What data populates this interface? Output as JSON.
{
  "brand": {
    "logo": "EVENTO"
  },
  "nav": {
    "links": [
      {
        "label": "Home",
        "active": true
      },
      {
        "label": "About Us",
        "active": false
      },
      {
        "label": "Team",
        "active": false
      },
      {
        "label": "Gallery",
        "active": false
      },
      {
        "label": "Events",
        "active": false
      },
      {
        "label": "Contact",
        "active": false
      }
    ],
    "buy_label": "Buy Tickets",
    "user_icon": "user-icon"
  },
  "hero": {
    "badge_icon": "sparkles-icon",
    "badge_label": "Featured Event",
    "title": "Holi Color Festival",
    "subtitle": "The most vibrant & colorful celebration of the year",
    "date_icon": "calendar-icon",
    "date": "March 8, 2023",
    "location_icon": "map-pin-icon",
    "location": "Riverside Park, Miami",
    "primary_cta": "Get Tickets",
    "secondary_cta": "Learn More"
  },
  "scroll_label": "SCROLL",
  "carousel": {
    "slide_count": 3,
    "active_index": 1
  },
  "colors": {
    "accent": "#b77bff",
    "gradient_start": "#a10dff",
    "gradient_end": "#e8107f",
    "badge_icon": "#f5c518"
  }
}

### Instructions to follow
Extract every record and return it verbatim.

### Result of the exercise
What data populates this interface? Output as JSON.
{
  "brand": {
    "logo": "EVENTO"
  },
  "nav": {
    "links": [
      {
        "label": "Home",
        "active": true
      },
      {
        "label": "About Us",
        "active": false
      },
      {
        "label": "Team",
        "active": false
      },
      {
        "label": "Gallery",
        "active": false
      },
      {
        "label": "Events",
        "active": false
      },
      {
        "label": "Contact",
        "active": false
      }
    ],
    "buy_label": "Buy Tickets",
    "user_icon": "user-icon"
  },
  "hero": {
    "badge_icon": "sparkles-icon",
    "badge_label": "Featured Event",
    "title": "Holi Color Festival",
    "subtitle": "The most vibrant & colorful celebration of the year",
    "date_icon": "calendar-icon",
    "date": "March 8, 2023",
    "location_icon": "map-pin-icon",
    "location": "Riverside Park, Miami",
    "primary_cta": "Get Tickets",
    "secondary_cta": "Learn More"
  },
  "scroll_label": "SCROLL",
  "carousel": {
    "slide_count": 3,
    "active_index": 1
  },
  "colors": {
    "accent": "#b77bff",
    "gradient_start": "#a10dff",
    "gradient_end": "#e8107f",
    "badge_icon": "#f5c518"
  }
}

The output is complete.